• **TASK INSTRUCTIONS**:
Without skipping anything, write out each record below exactly.

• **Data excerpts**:

--- --- ---

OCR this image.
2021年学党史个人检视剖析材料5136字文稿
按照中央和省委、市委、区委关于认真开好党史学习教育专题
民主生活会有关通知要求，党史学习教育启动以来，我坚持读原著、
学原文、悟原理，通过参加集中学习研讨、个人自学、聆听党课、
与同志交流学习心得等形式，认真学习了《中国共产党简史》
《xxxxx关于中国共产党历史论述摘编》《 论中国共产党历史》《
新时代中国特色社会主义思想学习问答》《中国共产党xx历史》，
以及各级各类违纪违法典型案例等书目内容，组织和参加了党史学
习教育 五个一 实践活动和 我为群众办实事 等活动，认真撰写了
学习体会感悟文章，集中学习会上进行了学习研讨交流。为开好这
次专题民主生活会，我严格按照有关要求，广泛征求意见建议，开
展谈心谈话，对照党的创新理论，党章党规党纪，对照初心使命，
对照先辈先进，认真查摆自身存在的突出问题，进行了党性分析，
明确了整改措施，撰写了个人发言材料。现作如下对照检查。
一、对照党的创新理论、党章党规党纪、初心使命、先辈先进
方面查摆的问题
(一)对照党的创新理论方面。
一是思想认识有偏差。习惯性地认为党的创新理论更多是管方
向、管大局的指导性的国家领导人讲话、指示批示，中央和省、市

--- --- ---

• **FULL SOLUTION**:
OCR this image.
2021年学党史个人检视剖析材料5136字文稿
按照中央和省委、市委、区委关于认真开好党史学习教育专题
民主生活会有关通知要求，党史学习教育启动以来，我坚持读原著、
学原文、悟原理，通过参加集中学习研讨、个人自学、聆听党课、
与同志交流学习心得等形式，认真学习了《中国共产党简史》
《xxxxx关于中国共产党历史论述摘编》《 论中国共产党历史》《
新时代中国特色社会主义思想学习问答》《中国共产党xx历史》，
以及各级各类违纪违法典型案例等书目内容，组织和参加了党史学
习教育 五个一 实践活动和 我为群众办实事 等活动，认真撰写了
学习体会感悟文章，集中学习会上进行了学习研讨交流。为开好这
次专题民主生活会，我严格按照有关要求，广泛征求意见建议，开
展谈心谈话，对照党的创新理论，党章党规党纪，对照初心使命，
对照先辈先进，认真查摆自身存在的突出问题，进行了党性分析，
明确了整改措施，撰写了个人发言材料。现作如下对照检查。
一、对照党的创新理论、党章党规党纪、初心使命、先辈先进
方面查摆的问题
(一)对照党的创新理论方面。
一是思想认识有偏差。习惯性地认为党的创新理论更多是管方
向、管大局的指导性的国家领导人讲话、指示批示，中央和省、市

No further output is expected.